> [WORK TO COMPLETE]:
Return each entry exactly, with none missing.

***** SUPPLIED DATA *****

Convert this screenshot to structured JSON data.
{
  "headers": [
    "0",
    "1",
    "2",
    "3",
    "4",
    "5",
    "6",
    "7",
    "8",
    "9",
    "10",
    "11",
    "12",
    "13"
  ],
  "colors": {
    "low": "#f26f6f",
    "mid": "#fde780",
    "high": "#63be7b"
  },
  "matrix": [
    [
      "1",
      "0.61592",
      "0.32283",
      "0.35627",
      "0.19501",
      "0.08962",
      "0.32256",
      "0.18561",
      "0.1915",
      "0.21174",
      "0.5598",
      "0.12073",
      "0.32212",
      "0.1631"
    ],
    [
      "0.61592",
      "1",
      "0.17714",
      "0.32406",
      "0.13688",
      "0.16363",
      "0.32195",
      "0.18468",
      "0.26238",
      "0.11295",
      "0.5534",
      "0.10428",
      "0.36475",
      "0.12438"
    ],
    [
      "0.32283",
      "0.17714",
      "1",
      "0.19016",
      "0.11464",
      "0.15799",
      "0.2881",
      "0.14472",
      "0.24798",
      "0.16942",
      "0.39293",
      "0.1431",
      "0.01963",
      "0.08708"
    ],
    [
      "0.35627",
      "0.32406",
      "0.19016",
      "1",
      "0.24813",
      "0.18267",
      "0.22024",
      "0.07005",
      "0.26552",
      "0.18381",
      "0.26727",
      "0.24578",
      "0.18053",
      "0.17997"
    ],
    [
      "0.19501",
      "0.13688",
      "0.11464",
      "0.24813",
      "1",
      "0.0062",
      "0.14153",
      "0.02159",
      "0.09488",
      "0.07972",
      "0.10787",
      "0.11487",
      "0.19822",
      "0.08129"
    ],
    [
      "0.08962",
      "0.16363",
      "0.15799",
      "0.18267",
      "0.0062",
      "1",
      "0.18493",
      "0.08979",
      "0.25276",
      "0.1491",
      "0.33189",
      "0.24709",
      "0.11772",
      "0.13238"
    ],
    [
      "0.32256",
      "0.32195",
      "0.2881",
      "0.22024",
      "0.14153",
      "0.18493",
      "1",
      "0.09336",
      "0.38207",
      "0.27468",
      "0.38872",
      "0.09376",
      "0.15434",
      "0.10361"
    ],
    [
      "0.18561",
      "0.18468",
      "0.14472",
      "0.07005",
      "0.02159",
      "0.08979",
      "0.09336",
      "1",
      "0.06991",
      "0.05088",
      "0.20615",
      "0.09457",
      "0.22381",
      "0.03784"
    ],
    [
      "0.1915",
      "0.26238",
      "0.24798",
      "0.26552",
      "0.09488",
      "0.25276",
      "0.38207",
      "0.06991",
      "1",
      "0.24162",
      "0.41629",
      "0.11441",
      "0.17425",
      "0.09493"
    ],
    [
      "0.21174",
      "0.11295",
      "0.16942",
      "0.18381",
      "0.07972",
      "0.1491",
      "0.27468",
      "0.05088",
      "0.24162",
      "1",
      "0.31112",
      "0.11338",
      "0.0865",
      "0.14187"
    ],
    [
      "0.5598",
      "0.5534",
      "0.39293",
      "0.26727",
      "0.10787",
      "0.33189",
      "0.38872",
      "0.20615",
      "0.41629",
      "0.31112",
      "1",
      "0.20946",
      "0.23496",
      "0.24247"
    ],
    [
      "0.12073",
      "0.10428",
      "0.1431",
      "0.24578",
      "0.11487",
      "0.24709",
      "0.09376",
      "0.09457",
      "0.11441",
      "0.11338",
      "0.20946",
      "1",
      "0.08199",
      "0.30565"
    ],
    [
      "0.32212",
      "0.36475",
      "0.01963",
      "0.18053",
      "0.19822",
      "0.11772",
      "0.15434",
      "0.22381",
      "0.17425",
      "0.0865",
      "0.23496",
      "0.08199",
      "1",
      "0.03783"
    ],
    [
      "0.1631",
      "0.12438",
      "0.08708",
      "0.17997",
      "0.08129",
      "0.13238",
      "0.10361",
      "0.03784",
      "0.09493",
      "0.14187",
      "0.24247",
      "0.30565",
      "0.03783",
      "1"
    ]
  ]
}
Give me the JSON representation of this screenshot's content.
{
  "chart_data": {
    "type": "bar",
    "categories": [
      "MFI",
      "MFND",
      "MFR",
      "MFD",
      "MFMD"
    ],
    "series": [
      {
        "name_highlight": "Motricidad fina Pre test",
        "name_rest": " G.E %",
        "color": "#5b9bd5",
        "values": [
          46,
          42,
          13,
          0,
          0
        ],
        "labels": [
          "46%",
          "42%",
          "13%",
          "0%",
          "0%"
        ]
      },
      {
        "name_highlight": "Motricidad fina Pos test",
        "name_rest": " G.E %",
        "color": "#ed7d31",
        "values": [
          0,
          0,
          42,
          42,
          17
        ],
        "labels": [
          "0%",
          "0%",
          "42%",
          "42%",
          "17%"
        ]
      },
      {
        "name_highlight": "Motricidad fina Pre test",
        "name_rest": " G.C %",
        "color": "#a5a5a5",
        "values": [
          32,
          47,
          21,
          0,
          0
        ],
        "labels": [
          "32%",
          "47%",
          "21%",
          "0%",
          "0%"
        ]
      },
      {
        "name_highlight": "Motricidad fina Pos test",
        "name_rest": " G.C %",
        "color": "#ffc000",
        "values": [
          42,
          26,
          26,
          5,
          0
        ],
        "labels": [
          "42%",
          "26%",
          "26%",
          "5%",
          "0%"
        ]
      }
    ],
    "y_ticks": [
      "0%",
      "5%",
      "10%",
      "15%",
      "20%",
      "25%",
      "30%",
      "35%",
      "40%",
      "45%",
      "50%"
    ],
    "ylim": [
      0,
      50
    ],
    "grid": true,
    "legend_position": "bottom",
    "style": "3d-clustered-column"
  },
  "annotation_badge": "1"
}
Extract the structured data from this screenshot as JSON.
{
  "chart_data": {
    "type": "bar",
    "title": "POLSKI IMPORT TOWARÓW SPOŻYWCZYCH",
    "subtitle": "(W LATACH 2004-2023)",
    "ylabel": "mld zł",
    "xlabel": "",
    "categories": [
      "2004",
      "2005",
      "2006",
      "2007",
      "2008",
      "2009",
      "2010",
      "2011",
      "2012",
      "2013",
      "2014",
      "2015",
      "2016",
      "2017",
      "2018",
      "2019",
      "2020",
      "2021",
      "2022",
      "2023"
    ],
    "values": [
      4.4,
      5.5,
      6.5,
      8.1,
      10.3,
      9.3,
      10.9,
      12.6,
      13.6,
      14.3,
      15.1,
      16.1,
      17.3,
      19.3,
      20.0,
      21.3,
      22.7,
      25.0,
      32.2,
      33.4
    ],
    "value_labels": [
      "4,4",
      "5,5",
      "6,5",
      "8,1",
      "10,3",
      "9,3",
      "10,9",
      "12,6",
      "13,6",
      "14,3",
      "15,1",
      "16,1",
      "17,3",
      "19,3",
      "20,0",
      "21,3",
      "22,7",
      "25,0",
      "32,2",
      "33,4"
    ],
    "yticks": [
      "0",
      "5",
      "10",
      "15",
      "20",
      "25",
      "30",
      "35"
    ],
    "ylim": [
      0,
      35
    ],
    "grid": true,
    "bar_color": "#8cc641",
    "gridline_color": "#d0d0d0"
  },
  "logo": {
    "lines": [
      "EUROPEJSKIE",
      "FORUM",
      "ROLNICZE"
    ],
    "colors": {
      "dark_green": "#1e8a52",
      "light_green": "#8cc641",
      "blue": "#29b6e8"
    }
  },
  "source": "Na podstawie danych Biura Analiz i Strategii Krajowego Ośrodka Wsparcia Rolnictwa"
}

*****

> [TASK SOLUTION]:
Convert this screenshot to structured JSON data.
{
  "headers": [
    "0",
    "1",
    "2",
    "3",
    "4",
    "5",
    "6",
    "7",
    "8",
    "9",
    "10",
    "11",
    "12",
    "13"
  ],
  "colors": {
    "low": "#f26f6f",
    "mid": "#fde780",
    "high": "#63be7b"
  },
  "matrix": [
    [
      "1",
      "0.61592",
      "0.32283",
      "0.35627",
      "0.19501",
      "0.08962",
      "0.32256",
      "0.18561",
      "0.1915",
      "0.21174",
      "0.5598",
      "0.12073",
      "0.32212",
      "0.1631"
    ],
    [
      "0.61592",
      "1",
      "0.17714",
      "0.32406",
      "0.13688",
      "0.16363",
      "0.32195",
      "0.18468",
      "0.26238",
      "0.11295",
      "0.5534",
      "0.10428",
      "0.36475",
      "0.12438"
    ],
    [
      "0.32283",
      "0.17714",
      "1",
      "0.19016",
      "0.11464",
      "0.15799",
      "0.2881",
      "0.14472",
      "0.24798",
      "0.16942",
      "0.39293",
      "0.1431",
      "0.01963",
      "0.08708"
    ],
    [
      "0.35627",
      "0.32406",
      "0.19016",
      "1",
      "0.24813",
      "0.18267",
      "0.22024",
      "0.07005",
      "0.26552",
      "0.18381",
      "0.26727",
      "0.24578",
      "0.18053",
      "0.17997"
    ],
    [
      "0.19501",
      "0.13688",
      "0.11464",
      "0.24813",
      "1",
      "0.0062",
      "0.14153",
      "0.02159",
      "0.09488",
      "0.07972",
      "0.10787",
      "0.11487",
      "0.19822",
      "0.08129"
    ],
    [
      "0.08962",
      "0.16363",
      "0.15799",
      "0.18267",
      "0.0062",
      "1",
      "0.18493",
      "0.08979",
      "0.25276",
      "0.1491",
      "0.33189",
      "0.24709",
      "0.11772",
      "0.13238"
    ],
    [
      "0.32256",
      "0.32195",
      "0.2881",
      "0.22024",
      "0.14153",
      "0.18493",
      "1",
      "0.09336",
      "0.38207",
      "0.27468",
      "0.38872",
      "0.09376",
      "0.15434",
      "0.10361"
    ],
    [
      "0.18561",
      "0.18468",
      "0.14472",
      "0.07005",
      "0.02159",
      "0.08979",
      "0.09336",
      "1",
      "0.06991",
      "0.05088",
      "0.20615",
      "0.09457",
      "0.22381",
      "0.03784"
    ],
    [
      "0.1915",
      "0.26238",
      "0.24798",
      "0.26552",
      "0.09488",
      "0.25276",
      "0.38207",
      "0.06991",
      "1",
      "0.24162",
      "0.41629",
      "0.11441",
      "0.17425",
      "0.09493"
    ],
    [
      "0.21174",
      "0.11295",
      "0.16942",
      "0.18381",
      "0.07972",
      "0.1491",
      "0.27468",
      "0.05088",
      "0.24162",
      "1",
      "0.31112",
      "0.11338",
      "0.0865",
      "0.14187"
    ],
    [
      "0.5598",
      "0.5534",
      "0.39293",
      "0.26727",
      "0.10787",
      "0.33189",
      "0.38872",
      "0.20615",
      "0.41629",
      "0.31112",
      "1",
      "0.20946",
      "0.23496",
      "0.24247"
    ],
    [
      "0.12073",
      "0.10428",
      "0.1431",
      "0.24578",
      "0.11487",
      "0.24709",
      "0.09376",
      "0.09457",
      "0.11441",
      "0.11338",
      "0.20946",
      "1",
      "0.08199",
      "0.30565"
    ],
    [
      "0.32212",
      "0.36475",
      "0.01963",
      "0.18053",
      "0.19822",
      "0.11772",
      "0.15434",
      "0.22381",
      "0.17425",
      "0.0865",
      "0.23496",
      "0.08199",
      "1",
      "0.03783"
    ],
    [
      "0.1631",
      "0.12438",
      "0.08708",
      "0.17997",
      "0.08129",
      "0.13238",
      "0.10361",
      "0.03784",
      "0.09493",
      "0.14187",
      "0.24247",
      "0.30565",
      "0.03783",
      "1"
    ]
  ]
}
Give me the JSON representation of this screenshot's content.
{
  "chart_data": {
    "type": "bar",
    "categories": [
      "MFI",
      "MFND",
      "MFR",
      "MFD",
      "MFMD"
    ],
    "series": [
      {
        "name_highlight": "Motricidad fina Pre test",
        "name_rest": " G.E %",
        "color": "#5b9bd5",
        "values": [
          46,
          42,
          13,
          0,
          0
        ],
        "labels": [
          "46%",
          "42%",
          "13%",
          "0%",
          "0%"
        ]
      },
      {
        "name_highlight": "Motricidad fina Pos test",
        "name_rest": " G.E %",
        "color": "#ed7d31",
        "values": [
          0,
          0,
          42,
          42,
          17
        ],
        "labels": [
          "0%",
          "0%",
          "42%",
          "42%",
          "17%"
        ]
      },
      {
        "name_highlight": "Motricidad fina Pre test",
        "name_rest": " G.C %",
        "color": "#a5a5a5",
        "values": [
          32,
          47,
          21,
          0,
          0
        ],
        "labels": [
          "32%",
          "47%",
          "21%",
          "0%",
          "0%"
        ]
      },
      {
        "name_highlight": "Motricidad fina Pos test",
        "name_rest": " G.C %",
        "color": "#ffc000",
        "values": [
          42,
          26,
          26,
          5,
          0
        ],
        "labels": [
          "42%",
          "26%",
          "26%",
          "5%",
          "0%"
        ]
      }
    ],
    "y_ticks": [
      "0%",
      "5%",
      "10%",
      "15%",
      "20%",
      "25%",
      "30%",
      "35%",
      "40%",
      "45%",
      "50%"
    ],
    "ylim": [
      0,
      50
    ],
    "grid": true,
    "legend_position": "bottom",
    "style": "3d-clustered-column"
  },
  "annotation_badge": "1"
}
Extract the structured data from this screenshot as JSON.
{
  "chart_data": {
    "type": "bar",
    "title": "POLSKI IMPORT TOWARÓW SPOŻYWCZYCH",
    "subtitle": "(W LATACH 2004-2023)",
    "ylabel": "mld zł",
    "xlabel": "",
    "categories": [
      "2004",
      "2005",
      "2006",
      "2007",
      "2008",
      "2009",
      "2010",
      "2011",
      "2012",
      "2013",
      "2014",
      "2015",
      "2016",
      "2017",
      "2018",
      "2019",
      "2020",
      "2021",
      "2022",
      "2023"
    ],
    "values": [
      4.4,
      5.5,
      6.5,
      8.1,
      10.3,
      9.3,
      10.9,
      12.6,
      13.6,
      14.3,
      15.1,
      16.1,
      17.3,
      19.3,
      20.0,
      21.3,
      22.7,
      25.0,
      32.2,
      33.4
    ],
    "value_labels": [
      "4,4",
      "5,5",
      "6,5",
      "8,1",
      "10,3",
      "9,3",
      "10,9",
      "12,6",
      "13,6",
      "14,3",
      "15,1",
      "16,1",
      "17,3",
      "19,3",
      "20,0",
      "21,3",
      "22,7",
      "25,0",
      "32,2",
      "33,4"
    ],
    "yticks": [
      "0",
      "5",
      "10",
      "15",
      "20",
      "25",
      "30",
      "35"
    ],
    "ylim": [
      0,
      35
    ],
    "grid": true,
    "bar_color": "#8cc641",
    "gridline_color": "#d0d0d0"
  },
  "logo": {
    "lines": [
      "EUROPEJSKIE",
      "FORUM",
      "ROLNICZE"
    ],
    "colors": {
      "dark_green": "#1e8a52",
      "light_green": "#8cc641",
      "blue": "#29b6e8"
    }
  },
  "source": "Na podstawie danych Biura Analiz i Strategii Krajowego Ośrodka Wsparcia Rolnictwa"
}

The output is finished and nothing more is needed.